GIVEN REQUEST >> All of the data that follows should be retyped exactly, please, except the pictures.

DATASET EXCERPTS >>
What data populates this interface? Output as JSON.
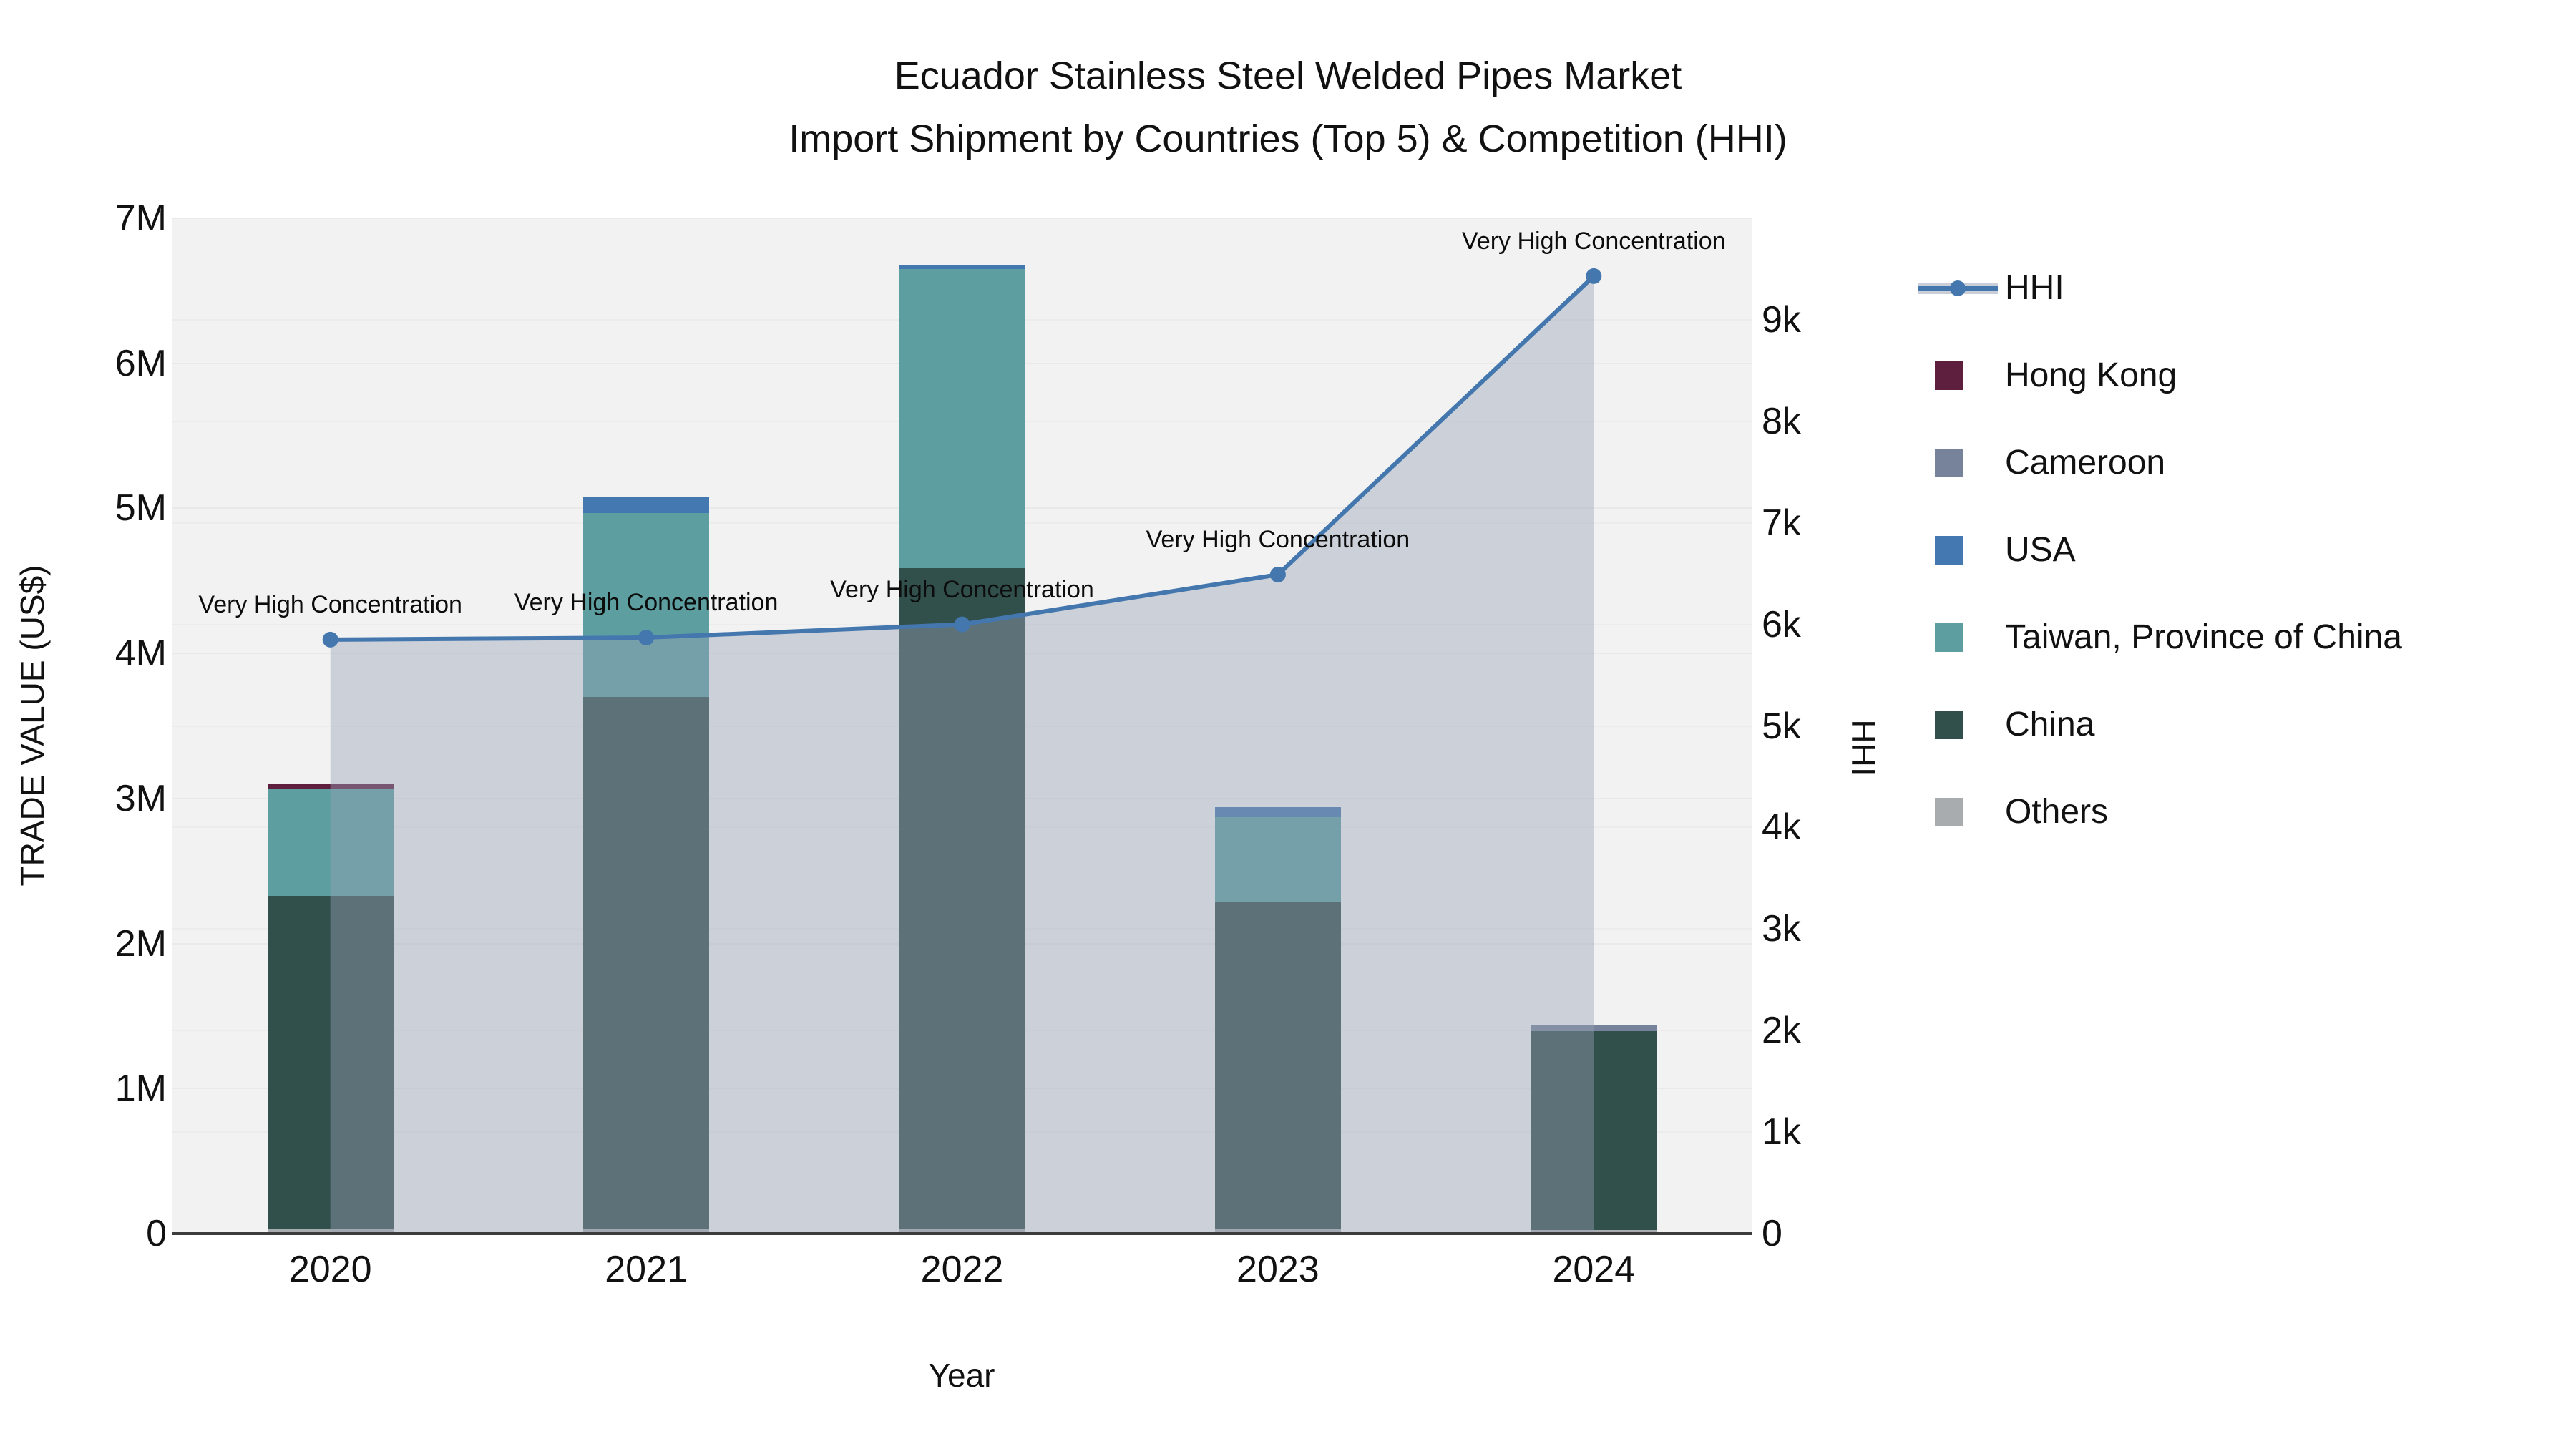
{
  "title": {
    "line1": "Ecuador Stainless Steel Welded Pipes Market",
    "line2": "Import Shipment by Countries (Top 5) & Competition (HHI)"
  },
  "axes": {
    "x": {
      "title": "Year",
      "categories": [
        "2020",
        "2021",
        "2022",
        "2023",
        "2024"
      ]
    },
    "left": {
      "title": "TRADE VALUE (US$)",
      "tick_labels": [
        "0",
        "1M",
        "2M",
        "3M",
        "4M",
        "5M",
        "6M",
        "7M"
      ],
      "max": 7000000
    },
    "right": {
      "title": "HHI",
      "tick_labels": [
        "0",
        "1k",
        "2k",
        "3k",
        "4k",
        "5k",
        "6k",
        "7k",
        "8k",
        "9k"
      ],
      "max": 10000
    }
  },
  "legend": {
    "items": [
      {
        "label": "HHI",
        "type": "line",
        "color": "#4377AE"
      },
      {
        "label": "Hong Kong",
        "type": "square",
        "color": "#5E1F3E"
      },
      {
        "label": "Cameroon",
        "type": "square",
        "color": "#76839B"
      },
      {
        "label": "USA",
        "type": "square",
        "color": "#4478B0"
      },
      {
        "label": "Taiwan, Province of China",
        "type": "square",
        "color": "#5D9FA0"
      },
      {
        "label": "China",
        "type": "square",
        "color": "#31504C"
      },
      {
        "label": "Others",
        "type": "square",
        "color": "#A9ACAF"
      }
    ]
  },
  "chart_data": {
    "type": "combo stacked-bar + line-area",
    "categories": [
      "2020",
      "2021",
      "2022",
      "2023",
      "2024"
    ],
    "bar_value_unit": "US$ trade value, left axis 0-7M",
    "stack_order_bottom_to_top": [
      "Others",
      "China",
      "Taiwan, Province of China",
      "USA",
      "Cameroon",
      "Hong Kong"
    ],
    "series": [
      {
        "name": "Others",
        "type": "bar",
        "color": "#A9ACAF",
        "values": [
          30000,
          30000,
          30000,
          30000,
          25000
        ]
      },
      {
        "name": "China",
        "type": "bar",
        "color": "#31504C",
        "values": [
          2300000,
          3670000,
          4560000,
          2260000,
          1370000
        ]
      },
      {
        "name": "Taiwan, Province of China",
        "type": "bar",
        "color": "#5D9FA0",
        "values": [
          740000,
          1270000,
          2060000,
          580000,
          0
        ]
      },
      {
        "name": "USA",
        "type": "bar",
        "color": "#4478B0",
        "values": [
          0,
          113000,
          22000,
          69000,
          0
        ]
      },
      {
        "name": "Cameroon",
        "type": "bar",
        "color": "#76839B",
        "values": [
          0,
          0,
          0,
          0,
          44000
        ]
      },
      {
        "name": "Hong Kong",
        "type": "bar",
        "color": "#5E1F3E",
        "values": [
          35000,
          0,
          0,
          0,
          0
        ]
      }
    ],
    "bar_totals": [
      3105000,
      5083000,
      6672000,
      2939000,
      1439000
    ],
    "line_series": {
      "name": "HHI",
      "axis": "right",
      "color": "#4377AE",
      "area_fill": "rgba(152,162,180,0.42)",
      "values": [
        5850,
        5870,
        6000,
        6490,
        9430
      ],
      "point_annotations": [
        "Very High Concentration",
        "Very High Concentration",
        "Very High Concentration",
        "Very High Concentration",
        "Very High Concentration"
      ]
    },
    "ylim_left": [
      0,
      7000000
    ],
    "ylim_right": [
      0,
      10000
    ],
    "grid": "horizontal gridlines for both axes, very light",
    "legend_position": "right"
  }
}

TASK ANSWER >>
What data populates this interface? Output as JSON.
{
  "title": {
    "line1": "Ecuador Stainless Steel Welded Pipes Market",
    "line2": "Import Shipment by Countries (Top 5) & Competition (HHI)"
  },
  "axes": {
    "x": {
      "title": "Year",
      "categories": [
        "2020",
        "2021",
        "2022",
        "2023",
        "2024"
      ]
    },
    "left": {
      "title": "TRADE VALUE (US$)",
      "tick_labels": [
        "0",
        "1M",
        "2M",
        "3M",
        "4M",
        "5M",
        "6M",
        "7M"
      ],
      "max": 7000000
    },
    "right": {
      "title": "HHI",
      "tick_labels": [
        "0",
        "1k",
        "2k",
        "3k",
        "4k",
        "5k",
        "6k",
        "7k",
        "8k",
        "9k"
      ],
      "max": 10000
    }
  },
  "legend": {
    "items": [
      {
        "label": "HHI",
        "type": "line",
        "color": "#4377AE"
      },
      {
        "label": "Hong Kong",
        "type": "square",
        "color": "#5E1F3E"
      },
      {
        "label": "Cameroon",
        "type": "square",
        "color": "#76839B"
      },
      {
        "label": "USA",
        "type": "square",
        "color": "#4478B0"
      },
      {
        "label": "Taiwan, Province of China",
        "type": "square",
        "color": "#5D9FA0"
      },
      {
        "label": "China",
        "type": "square",
        "color": "#31504C"
      },
      {
        "label": "Others",
        "type": "square",
        "color": "#A9ACAF"
      }
    ]
  },
  "chart_data": {
    "type": "combo stacked-bar + line-area",
    "categories": [
      "2020",
      "2021",
      "2022",
      "2023",
      "2024"
    ],
    "bar_value_unit": "US$ trade value, left axis 0-7M",
    "stack_order_bottom_to_top": [
      "Others",
      "China",
      "Taiwan, Province of China",
      "USA",
      "Cameroon",
      "Hong Kong"
    ],
    "series": [
      {
        "name": "Others",
        "type": "bar",
        "color": "#A9ACAF",
        "values": [
          30000,
          30000,
          30000,
          30000,
          25000
        ]
      },
      {
        "name": "China",
        "type": "bar",
        "color": "#31504C",
        "values": [
          2300000,
          3670000,
          4560000,
          2260000,
          1370000
        ]
      },
      {
        "name": "Taiwan, Province of China",
        "type": "bar",
        "color": "#5D9FA0",
        "values": [
          740000,
          1270000,
          2060000,
          580000,
          0
        ]
      },
      {
        "name": "USA",
        "type": "bar",
        "color": "#4478B0",
        "values": [
          0,
          113000,
          22000,
          69000,
          0
        ]
      },
      {
        "name": "Cameroon",
        "type": "bar",
        "color": "#76839B",
        "values": [
          0,
          0,
          0,
          0,
          44000
        ]
      },
      {
        "name": "Hong Kong",
        "type": "bar",
        "color": "#5E1F3E",
        "values": [
          35000,
          0,
          0,
          0,
          0
        ]
      }
    ],
    "bar_totals": [
      3105000,
      5083000,
      6672000,
      2939000,
      1439000
    ],
    "line_series": {
      "name": "HHI",
      "axis": "right",
      "color": "#4377AE",
      "area_fill": "rgba(152,162,180,0.42)",
      "values": [
        5850,
        5870,
        6000,
        6490,
        9430
      ],
      "point_annotations": [
        "Very High Concentration",
        "Very High Concentration",
        "Very High Concentration",
        "Very High Concentration",
        "Very High Concentration"
      ]
    },
    "ylim_left": [
      0,
      7000000
    ],
    "ylim_right": [
      0,
      10000
    ],
    "grid": "horizontal gridlines for both axes, very light",
    "legend_position": "right"
  }
}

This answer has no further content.